Search the records for the word "level" and pick out every line that has it.

▶ _Data entries_:
========================================================================

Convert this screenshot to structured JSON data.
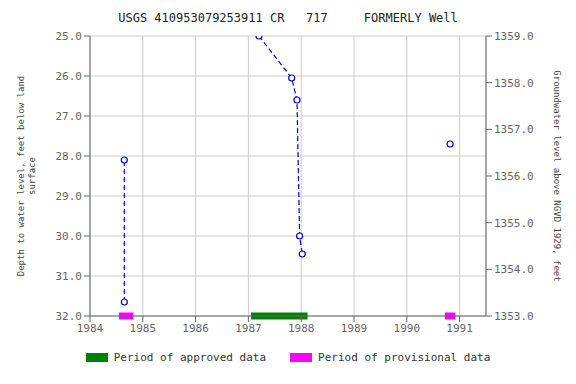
{
  "chart_data": {
    "type": "line",
    "title": "USGS 410953079253911 CR   717     FORMERLY Well",
    "y_label": "Depth to water level, feet below land\n surface",
    "y2_label": "Groundwater level above NGVD 1929, feet",
    "xlim": [
      1984,
      1991.5
    ],
    "xticks": [
      1984,
      1985,
      1986,
      1987,
      1988,
      1989,
      1990,
      1991
    ],
    "ylim": [
      32.0,
      25.0
    ],
    "yticks": [
      {
        "value": 25.0,
        "label": "25.0"
      },
      {
        "value": 26.0,
        "label": "26.0"
      },
      {
        "value": 27.0,
        "label": "27.0"
      },
      {
        "value": 28.0,
        "label": "28.0"
      },
      {
        "value": 29.0,
        "label": "29.0"
      },
      {
        "value": 30.0,
        "label": "30.0"
      },
      {
        "value": 31.0,
        "label": "31.0"
      },
      {
        "value": 32.0,
        "label": "32.0"
      }
    ],
    "y2lim": [
      1353.0,
      1359.0
    ],
    "y2ticks": [
      {
        "value": 1353.0,
        "label": "1353.0"
      },
      {
        "value": 1354.0,
        "label": "1354.0"
      },
      {
        "value": 1355.0,
        "label": "1355.0"
      },
      {
        "value": 1356.0,
        "label": "1356.0"
      },
      {
        "value": 1357.0,
        "label": "1357.0"
      },
      {
        "value": 1358.0,
        "label": "1358.0"
      },
      {
        "value": 1359.0,
        "label": "1359.0"
      }
    ],
    "series": [
      {
        "color": "#0000cc",
        "line_style": "dashed",
        "marker": "o",
        "x": [
          1984.65,
          1984.65
        ],
        "values": [
          31.65,
          28.1
        ]
      },
      {
        "color": "#0000cc",
        "line_style": "dashed",
        "marker": "o",
        "x": [
          1987.2,
          1987.82,
          1987.92,
          1987.97,
          1988.02
        ],
        "values": [
          25.0,
          26.05,
          26.6,
          30.0,
          30.45
        ]
      },
      {
        "color": "#0000cc",
        "line_style": "none",
        "marker": "o",
        "x": [
          1990.82
        ],
        "values": [
          27.7
        ]
      }
    ],
    "periods": [
      {
        "name": "Period of approved data",
        "color": "#008000",
        "y": 32.0,
        "ranges": [
          [
            1987.05,
            1988.12
          ]
        ]
      },
      {
        "name": "Period of provisional data",
        "color": "#ff00ff",
        "y": 32.0,
        "ranges": [
          [
            1984.55,
            1984.82
          ],
          [
            1990.72,
            1990.92
          ]
        ]
      }
    ],
    "grid": true,
    "legend": "bottom"
  }
}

========================================================================

▶ _Result for this exercise_:
    "y_label": "Depth to water level, feet below land\n surface",
    "y2_label": "Groundwater level above NGVD 1929, feet",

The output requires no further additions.